• [Job]:
Copy every line that mentions the word "calibrating".

=== Data for processing ===

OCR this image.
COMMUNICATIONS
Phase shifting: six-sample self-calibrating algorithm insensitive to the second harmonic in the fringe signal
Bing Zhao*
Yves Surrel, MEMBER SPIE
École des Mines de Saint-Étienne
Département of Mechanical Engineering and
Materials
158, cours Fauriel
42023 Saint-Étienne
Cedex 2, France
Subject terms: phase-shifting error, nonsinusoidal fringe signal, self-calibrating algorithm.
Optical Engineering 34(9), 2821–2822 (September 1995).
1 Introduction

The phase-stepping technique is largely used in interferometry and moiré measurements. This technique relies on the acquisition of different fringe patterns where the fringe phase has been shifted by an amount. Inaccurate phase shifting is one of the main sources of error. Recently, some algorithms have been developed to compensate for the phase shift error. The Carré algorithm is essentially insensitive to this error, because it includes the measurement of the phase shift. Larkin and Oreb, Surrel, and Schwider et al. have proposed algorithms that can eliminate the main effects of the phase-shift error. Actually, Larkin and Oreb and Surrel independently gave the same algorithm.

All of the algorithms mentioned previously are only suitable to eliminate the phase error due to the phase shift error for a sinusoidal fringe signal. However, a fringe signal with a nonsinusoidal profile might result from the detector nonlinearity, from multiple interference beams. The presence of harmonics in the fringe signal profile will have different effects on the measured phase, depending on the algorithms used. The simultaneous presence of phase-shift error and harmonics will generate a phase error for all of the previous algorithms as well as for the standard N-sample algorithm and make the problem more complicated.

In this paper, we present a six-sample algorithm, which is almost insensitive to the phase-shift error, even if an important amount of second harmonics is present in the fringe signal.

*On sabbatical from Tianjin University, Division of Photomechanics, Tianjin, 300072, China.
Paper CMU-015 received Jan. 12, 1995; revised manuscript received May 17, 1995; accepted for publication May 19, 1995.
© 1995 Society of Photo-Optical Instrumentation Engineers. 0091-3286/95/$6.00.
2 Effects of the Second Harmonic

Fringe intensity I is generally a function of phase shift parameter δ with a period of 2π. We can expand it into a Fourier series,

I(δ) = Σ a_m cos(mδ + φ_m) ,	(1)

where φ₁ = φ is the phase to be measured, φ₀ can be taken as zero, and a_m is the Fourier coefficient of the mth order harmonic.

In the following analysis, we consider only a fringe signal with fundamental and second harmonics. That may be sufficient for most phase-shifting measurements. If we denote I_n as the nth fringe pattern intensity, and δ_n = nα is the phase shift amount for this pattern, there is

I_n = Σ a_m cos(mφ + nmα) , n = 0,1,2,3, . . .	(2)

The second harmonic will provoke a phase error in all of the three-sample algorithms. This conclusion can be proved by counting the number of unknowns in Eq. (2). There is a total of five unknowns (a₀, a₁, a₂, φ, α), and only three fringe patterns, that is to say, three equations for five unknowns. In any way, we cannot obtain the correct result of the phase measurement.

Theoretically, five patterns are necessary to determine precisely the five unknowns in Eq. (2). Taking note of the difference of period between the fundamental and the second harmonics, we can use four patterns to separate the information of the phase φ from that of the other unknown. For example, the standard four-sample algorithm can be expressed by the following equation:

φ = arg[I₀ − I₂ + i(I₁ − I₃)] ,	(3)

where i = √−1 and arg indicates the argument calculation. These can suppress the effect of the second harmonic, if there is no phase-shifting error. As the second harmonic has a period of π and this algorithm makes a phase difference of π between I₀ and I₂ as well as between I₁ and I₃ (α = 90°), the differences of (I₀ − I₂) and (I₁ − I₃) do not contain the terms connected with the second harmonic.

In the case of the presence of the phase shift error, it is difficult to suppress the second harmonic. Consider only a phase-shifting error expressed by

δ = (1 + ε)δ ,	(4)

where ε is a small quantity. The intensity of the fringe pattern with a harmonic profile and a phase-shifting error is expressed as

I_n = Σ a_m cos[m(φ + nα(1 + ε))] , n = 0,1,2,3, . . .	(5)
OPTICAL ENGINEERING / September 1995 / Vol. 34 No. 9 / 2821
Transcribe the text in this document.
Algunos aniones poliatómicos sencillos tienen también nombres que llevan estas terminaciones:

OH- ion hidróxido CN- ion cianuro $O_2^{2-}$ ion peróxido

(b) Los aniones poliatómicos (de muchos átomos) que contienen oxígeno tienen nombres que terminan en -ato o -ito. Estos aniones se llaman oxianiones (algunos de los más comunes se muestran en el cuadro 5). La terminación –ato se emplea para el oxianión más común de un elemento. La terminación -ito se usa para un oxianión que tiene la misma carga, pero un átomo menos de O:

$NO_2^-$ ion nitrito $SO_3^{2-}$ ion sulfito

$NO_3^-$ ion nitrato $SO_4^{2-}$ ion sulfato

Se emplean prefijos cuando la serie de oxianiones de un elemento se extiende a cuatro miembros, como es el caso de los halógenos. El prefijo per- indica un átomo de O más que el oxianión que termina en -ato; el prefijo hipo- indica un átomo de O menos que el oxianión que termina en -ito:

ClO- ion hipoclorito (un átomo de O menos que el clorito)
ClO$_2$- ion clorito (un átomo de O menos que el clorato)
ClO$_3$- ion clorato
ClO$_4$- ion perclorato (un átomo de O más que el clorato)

===

• [Full answer]:
Phase shifting: six-sample self-calibrating algorithm insensitive to the second harmonic in the fringe signal
Subject terms: phase-shifting error, nonsinusoidal fringe signal, self-calibrating algorithm.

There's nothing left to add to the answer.